_TEXT BLOCK_
★ ★ ★
Second round of drought measures to support farmers

20 Aug 2018

Farmers across the New England North West facing drought will have access to a second round of direct assistance and concessional loans taking the total Coalition Government assistance to $1.8 billion.


The assistance includes new tax breaks, low-interest loans, water security in the Great Artesian Basin and simplifying the application form for Farm Household Allowance.


Member for New England, Barnaby Joyce, said farmers will be able to immediately deduct the cost of fodder storage assets, rather than depreciate over three years.


“I’ve been fighting for more support for local farmers in my electorate who I know have been doing it tough and now we have more assistance on the way,” Mr Joyce said.


“Changes will make it easier for farmers to invest in and stockpile fodder including storage tanks, silos, bins and hay sheds totalling $75 million over four years.


“The government is increasing the amount of money a farmer can borrow in a concessional loan from the Regional Investment Corporation from $1 million to $2 million. These low interest loans refinanced from a commercial rate loan could save a farmer tens of thousands of dollars.


“We are also increasing the amount available for farmers to borrow in low interest loans from $250 million to $500 million.


“A special drought round under the National Water Infrastructure Development Fund will deliver $72 million for water infrastructure in drought-affected areas.


“$2.7 million has been delivered to ensure farmers can make better weather predictions in their local area to help farmers prepare their business for variations of weather conditions.”


Minister for Agriculture David Littleproud said the government was delivering $23.7 million to improve drought resilience in the Great Artesian Basin.


“We continue to listen to our farmers and adjust policy as this drought goes on,” Minister Littleproud said.


Last month, the Coalition announced $190 million in measures including an FHA boost payment of $12,000 per couple, bringing this year’s assistance to $37,000, and a $7200 boost for singles, bringing this year’s assistance to $22,000.


Federal drought assistance delivered so far:

  • FHA: launched July 2014; more than $230 million invested by the Federal Government to help more than 7,900 farmers. The FHA has been extended from three years to four years, with the assets threshold increasing from $2.6 million to $5 million from 1 November. FHA recipients between 1 September and 1 December will qualify for supplementary payments of up to $12,000 (partnered amount).
★ ★ ★
Layout element annotations
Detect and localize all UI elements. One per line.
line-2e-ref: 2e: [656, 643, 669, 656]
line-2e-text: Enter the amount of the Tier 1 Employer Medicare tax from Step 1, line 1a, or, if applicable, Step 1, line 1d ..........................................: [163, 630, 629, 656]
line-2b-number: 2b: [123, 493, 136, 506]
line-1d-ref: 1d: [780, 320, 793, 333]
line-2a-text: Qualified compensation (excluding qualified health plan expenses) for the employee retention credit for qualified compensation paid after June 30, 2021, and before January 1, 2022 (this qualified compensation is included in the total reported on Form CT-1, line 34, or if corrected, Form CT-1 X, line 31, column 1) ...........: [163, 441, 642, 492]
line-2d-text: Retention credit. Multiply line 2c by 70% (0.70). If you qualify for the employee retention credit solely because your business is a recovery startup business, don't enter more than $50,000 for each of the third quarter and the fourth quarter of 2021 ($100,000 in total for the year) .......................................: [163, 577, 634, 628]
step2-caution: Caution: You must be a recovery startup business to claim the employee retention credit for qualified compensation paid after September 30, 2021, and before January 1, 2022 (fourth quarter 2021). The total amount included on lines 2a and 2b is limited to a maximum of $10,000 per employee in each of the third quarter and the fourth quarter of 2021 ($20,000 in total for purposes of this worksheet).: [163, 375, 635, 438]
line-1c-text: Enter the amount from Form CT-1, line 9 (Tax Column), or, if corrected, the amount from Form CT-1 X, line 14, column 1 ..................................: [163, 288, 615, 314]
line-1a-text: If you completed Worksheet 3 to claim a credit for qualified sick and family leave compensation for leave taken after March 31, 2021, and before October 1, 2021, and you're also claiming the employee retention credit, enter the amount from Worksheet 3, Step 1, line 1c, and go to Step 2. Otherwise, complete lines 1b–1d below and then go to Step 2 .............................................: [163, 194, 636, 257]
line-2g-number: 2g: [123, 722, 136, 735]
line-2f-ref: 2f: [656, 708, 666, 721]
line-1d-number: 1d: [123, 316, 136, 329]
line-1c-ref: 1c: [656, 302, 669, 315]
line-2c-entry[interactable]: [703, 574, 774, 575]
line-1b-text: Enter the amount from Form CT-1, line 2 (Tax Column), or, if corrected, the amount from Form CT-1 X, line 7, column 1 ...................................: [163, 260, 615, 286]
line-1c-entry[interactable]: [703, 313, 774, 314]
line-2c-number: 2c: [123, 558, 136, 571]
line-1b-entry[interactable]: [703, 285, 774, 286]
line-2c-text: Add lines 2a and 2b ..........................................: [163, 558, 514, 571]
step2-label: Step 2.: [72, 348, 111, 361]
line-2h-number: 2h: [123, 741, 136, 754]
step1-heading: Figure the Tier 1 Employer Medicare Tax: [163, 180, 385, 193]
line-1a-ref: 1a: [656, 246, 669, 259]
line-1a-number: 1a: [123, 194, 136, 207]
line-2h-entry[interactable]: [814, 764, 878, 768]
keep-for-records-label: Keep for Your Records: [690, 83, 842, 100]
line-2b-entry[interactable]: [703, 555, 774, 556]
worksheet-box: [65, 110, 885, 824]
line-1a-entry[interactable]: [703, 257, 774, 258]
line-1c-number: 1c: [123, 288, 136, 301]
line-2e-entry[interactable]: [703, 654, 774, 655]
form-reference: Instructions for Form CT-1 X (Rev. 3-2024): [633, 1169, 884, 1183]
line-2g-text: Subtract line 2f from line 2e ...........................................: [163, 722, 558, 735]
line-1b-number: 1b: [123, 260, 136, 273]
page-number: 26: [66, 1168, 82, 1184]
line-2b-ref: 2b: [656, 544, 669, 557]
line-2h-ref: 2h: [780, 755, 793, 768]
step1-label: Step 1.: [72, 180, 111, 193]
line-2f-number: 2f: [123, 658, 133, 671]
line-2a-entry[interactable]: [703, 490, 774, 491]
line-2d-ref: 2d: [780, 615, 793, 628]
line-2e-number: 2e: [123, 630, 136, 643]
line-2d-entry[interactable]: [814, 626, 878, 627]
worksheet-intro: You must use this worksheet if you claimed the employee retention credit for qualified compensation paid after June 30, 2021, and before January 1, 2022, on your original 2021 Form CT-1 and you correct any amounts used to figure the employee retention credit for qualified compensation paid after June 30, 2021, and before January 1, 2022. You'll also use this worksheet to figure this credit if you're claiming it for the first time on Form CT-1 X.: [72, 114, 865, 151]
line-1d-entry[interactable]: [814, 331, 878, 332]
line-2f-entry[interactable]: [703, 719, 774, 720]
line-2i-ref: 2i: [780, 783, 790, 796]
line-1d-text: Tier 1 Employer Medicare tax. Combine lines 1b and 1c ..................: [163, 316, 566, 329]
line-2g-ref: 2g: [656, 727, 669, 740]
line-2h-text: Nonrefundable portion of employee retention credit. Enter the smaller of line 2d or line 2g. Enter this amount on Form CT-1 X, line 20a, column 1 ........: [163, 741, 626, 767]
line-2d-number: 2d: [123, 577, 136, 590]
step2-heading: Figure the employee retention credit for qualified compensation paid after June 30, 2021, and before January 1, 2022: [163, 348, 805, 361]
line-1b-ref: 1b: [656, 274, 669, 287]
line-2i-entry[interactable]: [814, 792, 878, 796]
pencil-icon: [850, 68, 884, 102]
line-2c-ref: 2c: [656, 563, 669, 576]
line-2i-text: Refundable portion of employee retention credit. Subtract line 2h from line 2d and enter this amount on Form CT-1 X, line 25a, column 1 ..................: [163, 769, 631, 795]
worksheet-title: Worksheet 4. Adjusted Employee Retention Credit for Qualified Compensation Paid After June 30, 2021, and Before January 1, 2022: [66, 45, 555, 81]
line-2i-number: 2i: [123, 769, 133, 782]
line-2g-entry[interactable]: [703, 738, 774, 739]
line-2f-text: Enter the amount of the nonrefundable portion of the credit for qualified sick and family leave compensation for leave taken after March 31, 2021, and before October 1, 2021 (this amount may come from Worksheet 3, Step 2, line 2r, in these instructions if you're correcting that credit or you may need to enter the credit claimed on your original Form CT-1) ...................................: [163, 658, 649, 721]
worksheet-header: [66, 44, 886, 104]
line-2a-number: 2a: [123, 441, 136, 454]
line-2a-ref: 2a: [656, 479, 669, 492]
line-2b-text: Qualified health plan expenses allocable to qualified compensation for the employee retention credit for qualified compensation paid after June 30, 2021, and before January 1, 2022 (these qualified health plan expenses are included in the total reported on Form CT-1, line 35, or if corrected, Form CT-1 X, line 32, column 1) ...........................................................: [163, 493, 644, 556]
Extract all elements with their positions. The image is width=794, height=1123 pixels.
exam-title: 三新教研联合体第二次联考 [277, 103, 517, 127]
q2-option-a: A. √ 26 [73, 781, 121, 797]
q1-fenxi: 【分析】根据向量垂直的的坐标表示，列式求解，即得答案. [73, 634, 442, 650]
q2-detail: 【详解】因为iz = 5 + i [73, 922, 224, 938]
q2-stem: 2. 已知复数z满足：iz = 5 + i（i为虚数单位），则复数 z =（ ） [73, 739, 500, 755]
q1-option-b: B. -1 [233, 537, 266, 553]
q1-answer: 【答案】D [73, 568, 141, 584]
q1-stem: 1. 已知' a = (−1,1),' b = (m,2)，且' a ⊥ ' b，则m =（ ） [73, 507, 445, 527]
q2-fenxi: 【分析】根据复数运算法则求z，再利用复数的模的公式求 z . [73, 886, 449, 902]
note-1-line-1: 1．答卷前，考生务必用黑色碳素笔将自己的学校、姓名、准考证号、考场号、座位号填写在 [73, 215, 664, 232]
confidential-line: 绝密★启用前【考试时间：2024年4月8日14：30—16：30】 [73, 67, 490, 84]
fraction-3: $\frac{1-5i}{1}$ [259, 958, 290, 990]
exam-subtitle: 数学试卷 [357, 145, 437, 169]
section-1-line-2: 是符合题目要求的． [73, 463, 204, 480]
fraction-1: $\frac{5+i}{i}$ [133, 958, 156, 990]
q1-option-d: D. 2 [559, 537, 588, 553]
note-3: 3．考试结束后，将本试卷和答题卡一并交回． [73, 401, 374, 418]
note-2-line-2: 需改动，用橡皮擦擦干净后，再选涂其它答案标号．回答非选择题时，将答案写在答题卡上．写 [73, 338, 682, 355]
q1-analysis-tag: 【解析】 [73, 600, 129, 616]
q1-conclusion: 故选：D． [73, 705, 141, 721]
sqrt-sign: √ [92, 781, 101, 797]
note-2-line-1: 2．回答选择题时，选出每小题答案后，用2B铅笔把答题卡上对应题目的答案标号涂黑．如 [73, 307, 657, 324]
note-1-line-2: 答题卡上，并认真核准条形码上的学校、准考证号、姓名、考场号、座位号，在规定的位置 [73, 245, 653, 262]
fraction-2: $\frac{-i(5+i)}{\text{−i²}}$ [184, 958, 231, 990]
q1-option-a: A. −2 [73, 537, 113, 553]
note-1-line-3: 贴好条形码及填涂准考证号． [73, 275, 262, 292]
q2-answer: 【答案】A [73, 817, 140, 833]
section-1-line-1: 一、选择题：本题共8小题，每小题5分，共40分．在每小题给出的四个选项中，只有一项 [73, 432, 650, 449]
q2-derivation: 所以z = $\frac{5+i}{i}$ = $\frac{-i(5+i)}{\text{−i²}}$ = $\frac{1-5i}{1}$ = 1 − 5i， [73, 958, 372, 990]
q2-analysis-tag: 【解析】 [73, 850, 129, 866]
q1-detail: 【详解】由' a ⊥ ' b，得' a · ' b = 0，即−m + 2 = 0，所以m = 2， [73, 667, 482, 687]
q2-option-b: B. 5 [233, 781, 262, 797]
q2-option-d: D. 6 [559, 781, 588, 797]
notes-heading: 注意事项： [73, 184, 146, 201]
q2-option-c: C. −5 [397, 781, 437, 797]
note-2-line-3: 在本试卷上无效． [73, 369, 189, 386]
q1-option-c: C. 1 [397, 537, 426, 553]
★ ★ ★
_TASKS_
- A) Duplicate the passage of the drought assistance announcement from "Member for New" up to and including "to $500 million.".
- B) Update the records from their first line up to and including the line with "line-2a-text: Qualified compensation", replacing "localize" with "locate" and leaving everything else unchanged. Give only those lines.

_RESPONSE LIST_
- A)
Member for New England, Barnaby Joyce, said farmers will be able to immediately deduct the cost of fodder storage assets, rather than depreciate over three years.


“I’ve been fighting for more support for local farmers in my electorate who I know have been doing it tough and now we have more assistance on the way,” Mr Joyce said.


“Changes will make it easier for farmers to invest in and stockpile fodder including storage tanks, silos, bins and hay sheds totalling $75 million over four years.


“The government is increasing the amount of money a farmer can borrow in a concessional loan from the Regional Investment Corporation from $1 million to $2 million. These low interest loans refinanced from a commercial rate loan could save a farmer tens of thousands of dollars.


“We are also increasing the amount available for farmers to borrow in low interest loans from $250 million to $500 million.

- B)
Detect and locate all UI elements. One per line.
line-2e-ref: 2e: [656, 643, 669, 656]
line-2e-text: Enter the amount of the Tier 1 Employer Medicare tax from Step 1, line 1a, or, if applicable, Step 1, line 1d ..........................................: [163, 630, 629, 656]
line-2b-number: 2b: [123, 493, 136, 506]
line-1d-ref: 1d: [780, 320, 793, 333]
line-2a-text: Qualified compensation (excluding qualified health plan expenses) for the employee retention credit for qualified compensation paid after June 30, 2021, and before January 1, 2022 (this qualified compensation is included in the total reported on Form CT-1, line 34, or if corrected, Form CT-1 X, line 31, column 1) ...........: [163, 441, 642, 492]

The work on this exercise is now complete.